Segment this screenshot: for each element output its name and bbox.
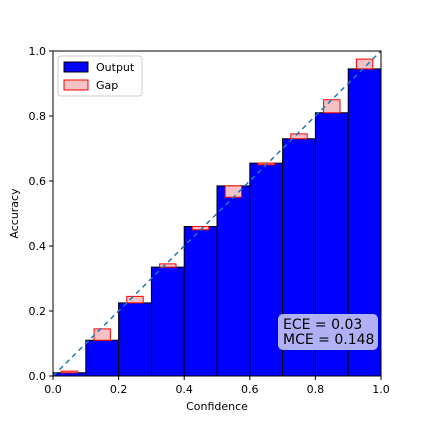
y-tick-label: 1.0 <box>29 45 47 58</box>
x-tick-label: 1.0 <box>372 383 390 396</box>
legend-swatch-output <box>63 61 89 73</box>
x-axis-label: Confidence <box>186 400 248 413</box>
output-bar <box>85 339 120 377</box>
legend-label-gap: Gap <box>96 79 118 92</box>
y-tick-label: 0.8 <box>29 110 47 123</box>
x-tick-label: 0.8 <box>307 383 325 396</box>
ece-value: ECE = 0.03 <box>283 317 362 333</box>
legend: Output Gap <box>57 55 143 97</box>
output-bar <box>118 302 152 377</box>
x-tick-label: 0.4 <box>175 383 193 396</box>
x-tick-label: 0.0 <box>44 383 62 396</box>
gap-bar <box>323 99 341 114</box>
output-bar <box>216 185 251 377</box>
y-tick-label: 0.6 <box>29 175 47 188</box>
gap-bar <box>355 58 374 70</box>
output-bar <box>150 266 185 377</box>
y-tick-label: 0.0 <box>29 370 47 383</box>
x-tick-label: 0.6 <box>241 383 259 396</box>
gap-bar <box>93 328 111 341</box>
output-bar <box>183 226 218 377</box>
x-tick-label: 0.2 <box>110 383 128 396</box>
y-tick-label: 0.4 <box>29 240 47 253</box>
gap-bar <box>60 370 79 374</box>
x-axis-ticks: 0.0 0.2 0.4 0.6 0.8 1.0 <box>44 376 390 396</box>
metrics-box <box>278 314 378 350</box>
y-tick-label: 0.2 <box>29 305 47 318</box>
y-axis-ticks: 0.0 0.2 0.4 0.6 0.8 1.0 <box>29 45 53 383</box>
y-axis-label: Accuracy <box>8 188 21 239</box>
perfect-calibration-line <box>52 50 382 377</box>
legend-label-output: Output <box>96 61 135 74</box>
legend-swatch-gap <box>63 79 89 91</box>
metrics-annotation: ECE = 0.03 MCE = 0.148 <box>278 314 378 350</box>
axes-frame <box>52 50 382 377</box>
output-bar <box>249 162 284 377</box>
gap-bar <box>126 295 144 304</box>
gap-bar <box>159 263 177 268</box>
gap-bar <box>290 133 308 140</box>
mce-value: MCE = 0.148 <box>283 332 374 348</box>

::::

### Consigne écrite:
Reproduisez la liste ci-dessus ligne par ligne, à l'identique et dans son intégralité, en omettant les images.

### Réponse écrite:
Segment this screenshot: for each element output its name and bbox.
y-tick-label: 1.0 <box>29 45 47 58</box>
x-tick-label: 1.0 <box>372 383 390 396</box>
legend-swatch-output <box>63 61 89 73</box>
x-axis-label: Confidence <box>186 400 248 413</box>
output-bar <box>85 339 120 377</box>
legend-label-gap: Gap <box>96 79 118 92</box>
y-tick-label: 0.8 <box>29 110 47 123</box>
x-tick-label: 0.8 <box>307 383 325 396</box>
ece-value: ECE = 0.03 <box>283 317 362 333</box>
legend: Output Gap <box>57 55 143 97</box>
output-bar <box>118 302 152 377</box>
x-tick-label: 0.4 <box>175 383 193 396</box>
x-tick-label: 0.0 <box>44 383 62 396</box>
gap-bar <box>323 99 341 114</box>
output-bar <box>216 185 251 377</box>
y-tick-label: 0.6 <box>29 175 47 188</box>
gap-bar <box>355 58 374 70</box>
output-bar <box>150 266 185 377</box>
y-tick-label: 0.0 <box>29 370 47 383</box>
x-tick-label: 0.6 <box>241 383 259 396</box>
gap-bar <box>93 328 111 341</box>
output-bar <box>183 226 218 377</box>
x-tick-label: 0.2 <box>110 383 128 396</box>
y-tick-label: 0.4 <box>29 240 47 253</box>
gap-bar <box>60 370 79 374</box>
x-axis-ticks: 0.0 0.2 0.4 0.6 0.8 1.0 <box>44 376 390 396</box>
metrics-box <box>278 314 378 350</box>
y-tick-label: 0.2 <box>29 305 47 318</box>
y-axis-ticks: 0.0 0.2 0.4 0.6 0.8 1.0 <box>29 45 53 383</box>
y-axis-label: Accuracy <box>8 188 21 239</box>
perfect-calibration-line <box>52 50 382 377</box>
legend-label-output: Output <box>96 61 135 74</box>
legend-swatch-gap <box>63 79 89 91</box>
metrics-annotation: ECE = 0.03 MCE = 0.148 <box>278 314 378 350</box>
axes-frame <box>52 50 382 377</box>
output-bar <box>249 162 284 377</box>
gap-bar <box>126 295 144 304</box>
gap-bar <box>159 263 177 268</box>
gap-bar <box>290 133 308 140</box>
mce-value: MCE = 0.148 <box>283 332 374 348</box>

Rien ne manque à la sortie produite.